*Exercise details*: Among the lines below, count those with "pour". Give only the number.

(Extracted data entries)
## BEGIN
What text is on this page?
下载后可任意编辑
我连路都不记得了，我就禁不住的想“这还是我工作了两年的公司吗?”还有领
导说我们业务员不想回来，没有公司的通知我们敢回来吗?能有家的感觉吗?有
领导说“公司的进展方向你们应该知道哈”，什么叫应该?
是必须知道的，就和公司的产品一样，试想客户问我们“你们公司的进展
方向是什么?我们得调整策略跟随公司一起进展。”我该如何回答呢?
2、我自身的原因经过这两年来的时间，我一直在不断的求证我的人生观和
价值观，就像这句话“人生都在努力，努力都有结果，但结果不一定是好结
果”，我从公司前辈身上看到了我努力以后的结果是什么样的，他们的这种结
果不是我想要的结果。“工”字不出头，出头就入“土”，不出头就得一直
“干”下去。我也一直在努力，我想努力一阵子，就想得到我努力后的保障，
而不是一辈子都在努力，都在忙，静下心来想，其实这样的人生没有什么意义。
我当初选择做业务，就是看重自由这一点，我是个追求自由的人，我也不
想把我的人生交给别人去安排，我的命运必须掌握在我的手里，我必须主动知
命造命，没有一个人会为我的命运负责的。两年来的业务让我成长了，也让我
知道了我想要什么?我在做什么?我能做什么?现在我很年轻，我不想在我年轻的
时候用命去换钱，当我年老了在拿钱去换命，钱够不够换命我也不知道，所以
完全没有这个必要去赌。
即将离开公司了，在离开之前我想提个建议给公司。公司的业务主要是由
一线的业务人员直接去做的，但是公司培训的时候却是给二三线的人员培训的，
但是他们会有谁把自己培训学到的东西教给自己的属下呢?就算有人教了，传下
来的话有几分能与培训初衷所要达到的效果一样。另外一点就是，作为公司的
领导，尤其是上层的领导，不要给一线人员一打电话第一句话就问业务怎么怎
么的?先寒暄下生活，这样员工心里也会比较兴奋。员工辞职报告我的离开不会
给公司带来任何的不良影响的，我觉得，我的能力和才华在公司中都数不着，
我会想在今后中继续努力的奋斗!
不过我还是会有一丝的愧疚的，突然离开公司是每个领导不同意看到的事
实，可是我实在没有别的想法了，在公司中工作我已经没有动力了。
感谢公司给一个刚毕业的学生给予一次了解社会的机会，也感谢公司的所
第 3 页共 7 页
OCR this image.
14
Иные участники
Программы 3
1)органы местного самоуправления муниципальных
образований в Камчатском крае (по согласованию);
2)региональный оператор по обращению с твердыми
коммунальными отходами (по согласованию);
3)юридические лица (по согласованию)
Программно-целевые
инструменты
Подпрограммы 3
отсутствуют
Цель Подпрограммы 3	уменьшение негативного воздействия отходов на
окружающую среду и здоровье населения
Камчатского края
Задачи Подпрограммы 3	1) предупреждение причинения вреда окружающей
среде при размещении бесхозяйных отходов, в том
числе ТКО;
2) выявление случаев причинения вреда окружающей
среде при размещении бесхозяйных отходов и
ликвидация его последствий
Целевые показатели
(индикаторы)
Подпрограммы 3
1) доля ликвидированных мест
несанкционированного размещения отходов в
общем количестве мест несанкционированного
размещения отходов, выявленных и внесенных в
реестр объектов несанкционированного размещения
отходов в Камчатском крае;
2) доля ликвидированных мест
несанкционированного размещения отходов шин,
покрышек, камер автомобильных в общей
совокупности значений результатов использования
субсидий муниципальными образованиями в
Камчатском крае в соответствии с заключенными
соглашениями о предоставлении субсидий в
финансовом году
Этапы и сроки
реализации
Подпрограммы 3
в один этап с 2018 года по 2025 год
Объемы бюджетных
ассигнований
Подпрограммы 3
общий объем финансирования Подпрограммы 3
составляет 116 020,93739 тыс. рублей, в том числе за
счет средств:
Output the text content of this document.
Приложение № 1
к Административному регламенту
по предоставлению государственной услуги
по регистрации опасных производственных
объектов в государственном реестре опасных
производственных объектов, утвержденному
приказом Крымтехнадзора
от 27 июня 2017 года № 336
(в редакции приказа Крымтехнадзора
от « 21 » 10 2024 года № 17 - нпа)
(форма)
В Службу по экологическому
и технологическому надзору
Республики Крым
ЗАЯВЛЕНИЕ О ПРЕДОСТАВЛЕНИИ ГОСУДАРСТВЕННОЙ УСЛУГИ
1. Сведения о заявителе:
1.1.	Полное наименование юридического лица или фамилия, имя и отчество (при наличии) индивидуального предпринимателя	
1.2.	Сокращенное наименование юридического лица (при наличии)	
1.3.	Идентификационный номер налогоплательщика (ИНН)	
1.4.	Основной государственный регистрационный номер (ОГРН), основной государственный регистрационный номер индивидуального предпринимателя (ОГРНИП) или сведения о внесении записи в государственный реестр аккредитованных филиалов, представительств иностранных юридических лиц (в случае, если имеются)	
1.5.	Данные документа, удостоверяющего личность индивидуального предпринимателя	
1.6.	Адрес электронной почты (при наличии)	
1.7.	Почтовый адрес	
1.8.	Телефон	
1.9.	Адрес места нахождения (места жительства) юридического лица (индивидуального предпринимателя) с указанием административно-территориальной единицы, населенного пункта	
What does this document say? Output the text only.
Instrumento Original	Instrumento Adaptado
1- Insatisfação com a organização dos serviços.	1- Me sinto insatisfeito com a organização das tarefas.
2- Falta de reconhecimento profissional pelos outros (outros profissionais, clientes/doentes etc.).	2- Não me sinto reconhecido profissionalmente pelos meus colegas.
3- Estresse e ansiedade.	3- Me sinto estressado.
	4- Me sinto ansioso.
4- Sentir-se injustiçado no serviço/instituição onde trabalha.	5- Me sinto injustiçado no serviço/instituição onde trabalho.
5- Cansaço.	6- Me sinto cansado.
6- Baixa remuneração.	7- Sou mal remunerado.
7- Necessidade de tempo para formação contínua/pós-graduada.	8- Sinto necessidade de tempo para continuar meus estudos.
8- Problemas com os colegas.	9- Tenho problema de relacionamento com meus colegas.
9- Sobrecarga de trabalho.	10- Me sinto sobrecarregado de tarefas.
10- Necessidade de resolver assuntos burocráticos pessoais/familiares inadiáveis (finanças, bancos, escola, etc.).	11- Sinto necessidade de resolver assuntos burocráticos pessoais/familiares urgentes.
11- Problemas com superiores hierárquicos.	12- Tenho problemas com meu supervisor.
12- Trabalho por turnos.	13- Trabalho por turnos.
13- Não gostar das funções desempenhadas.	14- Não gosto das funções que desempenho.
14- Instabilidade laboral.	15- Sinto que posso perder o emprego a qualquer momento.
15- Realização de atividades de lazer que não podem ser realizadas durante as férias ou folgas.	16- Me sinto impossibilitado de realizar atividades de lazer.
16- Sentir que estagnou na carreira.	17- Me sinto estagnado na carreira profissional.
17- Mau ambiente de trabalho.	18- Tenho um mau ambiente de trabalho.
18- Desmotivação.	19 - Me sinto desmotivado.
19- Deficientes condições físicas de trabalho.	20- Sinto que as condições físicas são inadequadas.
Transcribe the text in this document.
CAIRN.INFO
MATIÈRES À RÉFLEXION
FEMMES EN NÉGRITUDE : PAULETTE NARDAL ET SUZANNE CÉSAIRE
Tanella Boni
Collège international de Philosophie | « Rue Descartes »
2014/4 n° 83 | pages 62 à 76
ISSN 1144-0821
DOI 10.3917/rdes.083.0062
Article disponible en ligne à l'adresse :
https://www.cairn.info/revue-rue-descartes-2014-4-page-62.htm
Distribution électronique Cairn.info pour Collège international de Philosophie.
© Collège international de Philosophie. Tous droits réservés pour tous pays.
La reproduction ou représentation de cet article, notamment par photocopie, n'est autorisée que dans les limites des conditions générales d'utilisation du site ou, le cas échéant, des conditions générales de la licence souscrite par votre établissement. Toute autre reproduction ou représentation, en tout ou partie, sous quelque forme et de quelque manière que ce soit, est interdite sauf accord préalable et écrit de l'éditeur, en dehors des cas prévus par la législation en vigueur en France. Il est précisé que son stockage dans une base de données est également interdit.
## END
*Result of this task*: 2